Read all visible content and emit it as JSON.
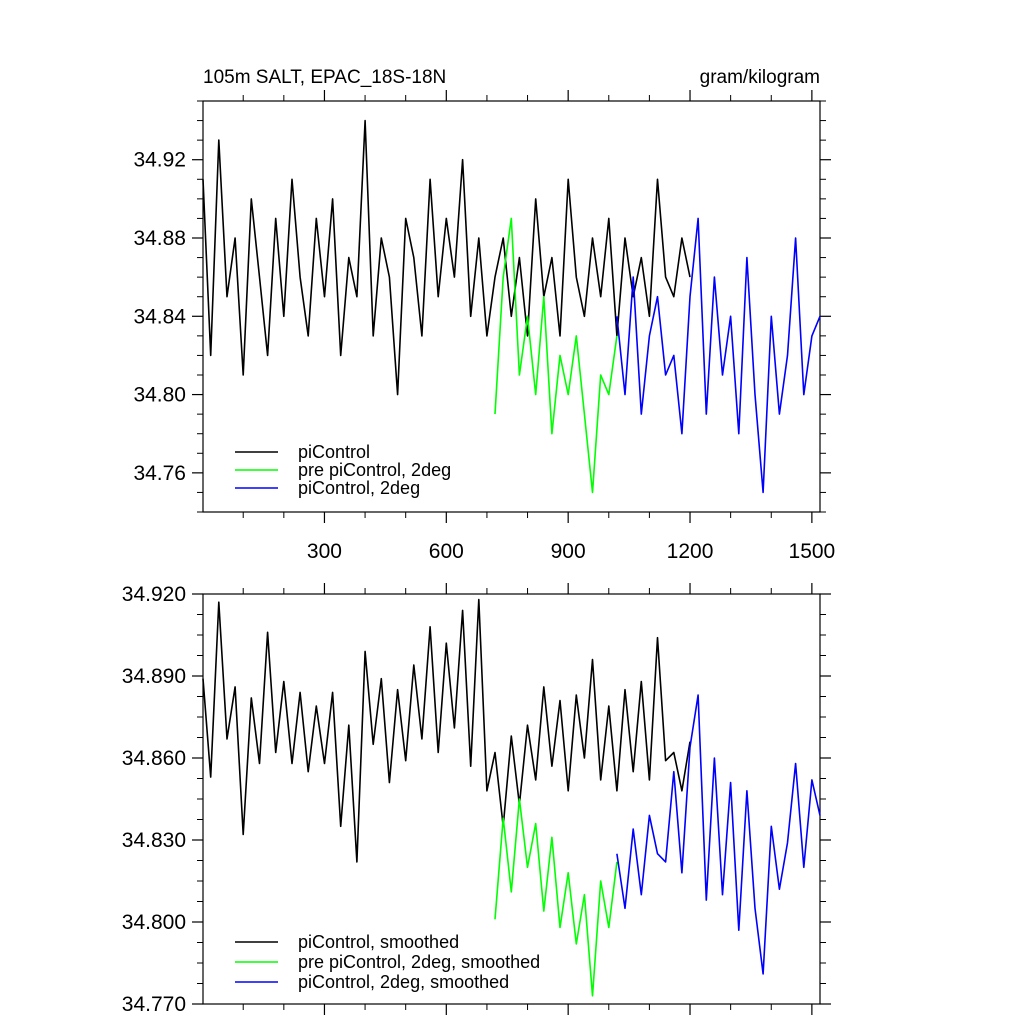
{
  "chart_data": [
    {
      "type": "line",
      "title": "105m SALT, EPAC_18S-18N",
      "units": "gram/kilogram",
      "xlim": [
        1,
        1520
      ],
      "ylim": [
        34.74,
        34.95
      ],
      "xticks": [
        300,
        600,
        900,
        1200,
        1500
      ],
      "xtick_labels": [
        "300",
        "600",
        "900",
        "1200",
        "1500"
      ],
      "yticks": [
        34.76,
        34.8,
        34.84,
        34.88,
        34.92
      ],
      "ytick_labels": [
        "34.76",
        "34.80",
        "34.84",
        "34.88",
        "34.92"
      ],
      "grid": false,
      "legend_position": "bottom-left",
      "series": [
        {
          "name": "piControl",
          "color": "#000000",
          "x": [
            1,
            20,
            40,
            60,
            80,
            100,
            120,
            140,
            160,
            180,
            200,
            220,
            240,
            260,
            280,
            300,
            320,
            340,
            360,
            380,
            400,
            420,
            440,
            460,
            480,
            500,
            520,
            540,
            560,
            580,
            600,
            620,
            640,
            660,
            680,
            700,
            720,
            740,
            760,
            780,
            800,
            820,
            840,
            860,
            880,
            900,
            920,
            940,
            960,
            980,
            1000,
            1020,
            1040,
            1060,
            1080,
            1100,
            1120,
            1140,
            1160,
            1180,
            1200
          ],
          "values": [
            34.91,
            34.82,
            34.93,
            34.85,
            34.88,
            34.81,
            34.9,
            34.86,
            34.82,
            34.89,
            34.84,
            34.91,
            34.86,
            34.83,
            34.89,
            34.85,
            34.9,
            34.82,
            34.87,
            34.85,
            34.94,
            34.83,
            34.88,
            34.86,
            34.8,
            34.89,
            34.87,
            34.83,
            34.91,
            34.85,
            34.89,
            34.86,
            34.92,
            34.84,
            34.88,
            34.83,
            34.86,
            34.88,
            34.84,
            34.87,
            34.83,
            34.9,
            34.85,
            34.87,
            34.83,
            34.91,
            34.86,
            34.84,
            34.88,
            34.85,
            34.89,
            34.83,
            34.88,
            34.85,
            34.87,
            34.84,
            34.91,
            34.86,
            34.85,
            34.88,
            34.86
          ]
        },
        {
          "name": "pre piControl, 2deg",
          "color": "#00ff00",
          "x": [
            720,
            740,
            760,
            780,
            800,
            820,
            840,
            860,
            880,
            900,
            920,
            940,
            960,
            980,
            1000,
            1020
          ],
          "values": [
            34.79,
            34.86,
            34.89,
            34.81,
            34.84,
            34.8,
            34.85,
            34.78,
            34.82,
            34.8,
            34.83,
            34.79,
            34.75,
            34.81,
            34.8,
            34.83
          ]
        },
        {
          "name": "piControl, 2deg",
          "color": "#0000ff",
          "x": [
            1020,
            1040,
            1060,
            1080,
            1100,
            1120,
            1140,
            1160,
            1180,
            1200,
            1220,
            1240,
            1260,
            1280,
            1300,
            1320,
            1340,
            1360,
            1380,
            1400,
            1420,
            1440,
            1460,
            1480,
            1500,
            1520
          ],
          "values": [
            34.84,
            34.8,
            34.86,
            34.79,
            34.83,
            34.85,
            34.81,
            34.82,
            34.78,
            34.85,
            34.89,
            34.79,
            34.86,
            34.81,
            34.84,
            34.78,
            34.87,
            34.8,
            34.75,
            34.84,
            34.79,
            34.82,
            34.88,
            34.8,
            34.83,
            34.84
          ]
        }
      ],
      "legend": {
        "entries": [
          "piControl",
          "pre piControl, 2deg",
          "piControl, 2deg"
        ]
      }
    },
    {
      "type": "line",
      "title": "",
      "xlim": [
        1,
        1520
      ],
      "ylim": [
        34.77,
        34.92
      ],
      "xticks": [
        300,
        600,
        900,
        1200,
        1500
      ],
      "yticks": [
        34.77,
        34.8,
        34.83,
        34.86,
        34.89,
        34.92
      ],
      "ytick_labels": [
        "34.770",
        "34.800",
        "34.830",
        "34.860",
        "34.890",
        "34.920"
      ],
      "grid": false,
      "legend_position": "bottom-left",
      "series": [
        {
          "name": "piControl, smoothed",
          "color": "#000000",
          "x": [
            1,
            20,
            40,
            60,
            80,
            100,
            120,
            140,
            160,
            180,
            200,
            220,
            240,
            260,
            280,
            300,
            320,
            340,
            360,
            380,
            400,
            420,
            440,
            460,
            480,
            500,
            520,
            540,
            560,
            580,
            600,
            620,
            640,
            660,
            680,
            700,
            720,
            740,
            760,
            780,
            800,
            820,
            840,
            860,
            880,
            900,
            920,
            940,
            960,
            980,
            1000,
            1020,
            1040,
            1060,
            1080,
            1100,
            1120,
            1140,
            1160,
            1180,
            1200
          ],
          "values": [
            34.889,
            34.853,
            34.917,
            34.867,
            34.886,
            34.832,
            34.882,
            34.858,
            34.906,
            34.862,
            34.888,
            34.858,
            34.884,
            34.855,
            34.879,
            34.858,
            34.884,
            34.835,
            34.872,
            34.822,
            34.899,
            34.865,
            34.889,
            34.851,
            34.885,
            34.859,
            34.894,
            34.867,
            34.908,
            34.862,
            34.902,
            34.871,
            34.914,
            34.857,
            34.918,
            34.848,
            34.862,
            34.835,
            34.868,
            34.843,
            34.872,
            34.852,
            34.886,
            34.857,
            34.881,
            34.848,
            34.883,
            34.86,
            34.896,
            34.852,
            34.879,
            34.848,
            34.885,
            34.855,
            34.888,
            34.852,
            34.904,
            34.859,
            34.862,
            34.848,
            34.866
          ]
        },
        {
          "name": "pre piControl, 2deg, smoothed",
          "color": "#00ff00",
          "x": [
            720,
            740,
            760,
            780,
            800,
            820,
            840,
            860,
            880,
            900,
            920,
            940,
            960,
            980,
            1000,
            1020
          ],
          "values": [
            34.801,
            34.838,
            34.811,
            34.845,
            34.82,
            34.836,
            34.804,
            34.831,
            34.798,
            34.818,
            34.792,
            34.81,
            34.773,
            34.815,
            34.798,
            34.822
          ]
        },
        {
          "name": "piControl, 2deg, smoothed",
          "color": "#0000ff",
          "x": [
            1020,
            1040,
            1060,
            1080,
            1100,
            1120,
            1140,
            1160,
            1180,
            1200,
            1220,
            1240,
            1260,
            1280,
            1300,
            1320,
            1340,
            1360,
            1380,
            1400,
            1420,
            1440,
            1460,
            1480,
            1500,
            1520
          ],
          "values": [
            34.825,
            34.805,
            34.834,
            34.81,
            34.839,
            34.825,
            34.822,
            34.855,
            34.818,
            34.864,
            34.883,
            34.808,
            34.86,
            34.81,
            34.851,
            34.797,
            34.848,
            34.805,
            34.781,
            34.835,
            34.812,
            34.829,
            34.858,
            34.82,
            34.852,
            34.839
          ]
        }
      ],
      "legend": {
        "entries": [
          "piControl, smoothed",
          "pre piControl, 2deg, smoothed",
          "piControl, 2deg, smoothed"
        ]
      }
    }
  ]
}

+++

Quote the preceding records in their entirety, excluding every picture.

• Response to this task:
Read all visible content and emit it as JSON.
{
  "chart_data": [
    {
      "type": "line",
      "title": "105m SALT, EPAC_18S-18N",
      "units": "gram/kilogram",
      "xlim": [
        1,
        1520
      ],
      "ylim": [
        34.74,
        34.95
      ],
      "xticks": [
        300,
        600,
        900,
        1200,
        1500
      ],
      "xtick_labels": [
        "300",
        "600",
        "900",
        "1200",
        "1500"
      ],
      "yticks": [
        34.76,
        34.8,
        34.84,
        34.88,
        34.92
      ],
      "ytick_labels": [
        "34.76",
        "34.80",
        "34.84",
        "34.88",
        "34.92"
      ],
      "grid": false,
      "legend_position": "bottom-left",
      "series": [
        {
          "name": "piControl",
          "color": "#000000",
          "x": [
            1,
            20,
            40,
            60,
            80,
            100,
            120,
            140,
            160,
            180,
            200,
            220,
            240,
            260,
            280,
            300,
            320,
            340,
            360,
            380,
            400,
            420,
            440,
            460,
            480,
            500,
            520,
            540,
            560,
            580,
            600,
            620,
            640,
            660,
            680,
            700,
            720,
            740,
            760,
            780,
            800,
            820,
            840,
            860,
            880,
            900,
            920,
            940,
            960,
            980,
            1000,
            1020,
            1040,
            1060,
            1080,
            1100,
            1120,
            1140,
            1160,
            1180,
            1200
          ],
          "values": [
            34.91,
            34.82,
            34.93,
            34.85,
            34.88,
            34.81,
            34.9,
            34.86,
            34.82,
            34.89,
            34.84,
            34.91,
            34.86,
            34.83,
            34.89,
            34.85,
            34.9,
            34.82,
            34.87,
            34.85,
            34.94,
            34.83,
            34.88,
            34.86,
            34.8,
            34.89,
            34.87,
            34.83,
            34.91,
            34.85,
            34.89,
            34.86,
            34.92,
            34.84,
            34.88,
            34.83,
            34.86,
            34.88,
            34.84,
            34.87,
            34.83,
            34.9,
            34.85,
            34.87,
            34.83,
            34.91,
            34.86,
            34.84,
            34.88,
            34.85,
            34.89,
            34.83,
            34.88,
            34.85,
            34.87,
            34.84,
            34.91,
            34.86,
            34.85,
            34.88,
            34.86
          ]
        },
        {
          "name": "pre piControl, 2deg",
          "color": "#00ff00",
          "x": [
            720,
            740,
            760,
            780,
            800,
            820,
            840,
            860,
            880,
            900,
            920,
            940,
            960,
            980,
            1000,
            1020
          ],
          "values": [
            34.79,
            34.86,
            34.89,
            34.81,
            34.84,
            34.8,
            34.85,
            34.78,
            34.82,
            34.8,
            34.83,
            34.79,
            34.75,
            34.81,
            34.8,
            34.83
          ]
        },
        {
          "name": "piControl, 2deg",
          "color": "#0000ff",
          "x": [
            1020,
            1040,
            1060,
            1080,
            1100,
            1120,
            1140,
            1160,
            1180,
            1200,
            1220,
            1240,
            1260,
            1280,
            1300,
            1320,
            1340,
            1360,
            1380,
            1400,
            1420,
            1440,
            1460,
            1480,
            1500,
            1520
          ],
          "values": [
            34.84,
            34.8,
            34.86,
            34.79,
            34.83,
            34.85,
            34.81,
            34.82,
            34.78,
            34.85,
            34.89,
            34.79,
            34.86,
            34.81,
            34.84,
            34.78,
            34.87,
            34.8,
            34.75,
            34.84,
            34.79,
            34.82,
            34.88,
            34.8,
            34.83,
            34.84
          ]
        }
      ],
      "legend": {
        "entries": [
          "piControl",
          "pre piControl, 2deg",
          "piControl, 2deg"
        ]
      }
    },
    {
      "type": "line",
      "title": "",
      "xlim": [
        1,
        1520
      ],
      "ylim": [
        34.77,
        34.92
      ],
      "xticks": [
        300,
        600,
        900,
        1200,
        1500
      ],
      "yticks": [
        34.77,
        34.8,
        34.83,
        34.86,
        34.89,
        34.92
      ],
      "ytick_labels": [
        "34.770",
        "34.800",
        "34.830",
        "34.860",
        "34.890",
        "34.920"
      ],
      "grid": false,
      "legend_position": "bottom-left",
      "series": [
        {
          "name": "piControl, smoothed",
          "color": "#000000",
          "x": [
            1,
            20,
            40,
            60,
            80,
            100,
            120,
            140,
            160,
            180,
            200,
            220,
            240,
            260,
            280,
            300,
            320,
            340,
            360,
            380,
            400,
            420,
            440,
            460,
            480,
            500,
            520,
            540,
            560,
            580,
            600,
            620,
            640,
            660,
            680,
            700,
            720,
            740,
            760,
            780,
            800,
            820,
            840,
            860,
            880,
            900,
            920,
            940,
            960,
            980,
            1000,
            1020,
            1040,
            1060,
            1080,
            1100,
            1120,
            1140,
            1160,
            1180,
            1200
          ],
          "values": [
            34.889,
            34.853,
            34.917,
            34.867,
            34.886,
            34.832,
            34.882,
            34.858,
            34.906,
            34.862,
            34.888,
            34.858,
            34.884,
            34.855,
            34.879,
            34.858,
            34.884,
            34.835,
            34.872,
            34.822,
            34.899,
            34.865,
            34.889,
            34.851,
            34.885,
            34.859,
            34.894,
            34.867,
            34.908,
            34.862,
            34.902,
            34.871,
            34.914,
            34.857,
            34.918,
            34.848,
            34.862,
            34.835,
            34.868,
            34.843,
            34.872,
            34.852,
            34.886,
            34.857,
            34.881,
            34.848,
            34.883,
            34.86,
            34.896,
            34.852,
            34.879,
            34.848,
            34.885,
            34.855,
            34.888,
            34.852,
            34.904,
            34.859,
            34.862,
            34.848,
            34.866
          ]
        },
        {
          "name": "pre piControl, 2deg, smoothed",
          "color": "#00ff00",
          "x": [
            720,
            740,
            760,
            780,
            800,
            820,
            840,
            860,
            880,
            900,
            920,
            940,
            960,
            980,
            1000,
            1020
          ],
          "values": [
            34.801,
            34.838,
            34.811,
            34.845,
            34.82,
            34.836,
            34.804,
            34.831,
            34.798,
            34.818,
            34.792,
            34.81,
            34.773,
            34.815,
            34.798,
            34.822
          ]
        },
        {
          "name": "piControl, 2deg, smoothed",
          "color": "#0000ff",
          "x": [
            1020,
            1040,
            1060,
            1080,
            1100,
            1120,
            1140,
            1160,
            1180,
            1200,
            1220,
            1240,
            1260,
            1280,
            1300,
            1320,
            1340,
            1360,
            1380,
            1400,
            1420,
            1440,
            1460,
            1480,
            1500,
            1520
          ],
          "values": [
            34.825,
            34.805,
            34.834,
            34.81,
            34.839,
            34.825,
            34.822,
            34.855,
            34.818,
            34.864,
            34.883,
            34.808,
            34.86,
            34.81,
            34.851,
            34.797,
            34.848,
            34.805,
            34.781,
            34.835,
            34.812,
            34.829,
            34.858,
            34.82,
            34.852,
            34.839
          ]
        }
      ],
      "legend": {
        "entries": [
          "piControl, smoothed",
          "pre piControl, 2deg, smoothed",
          "piControl, 2deg, smoothed"
        ]
      }
    }
  ]
}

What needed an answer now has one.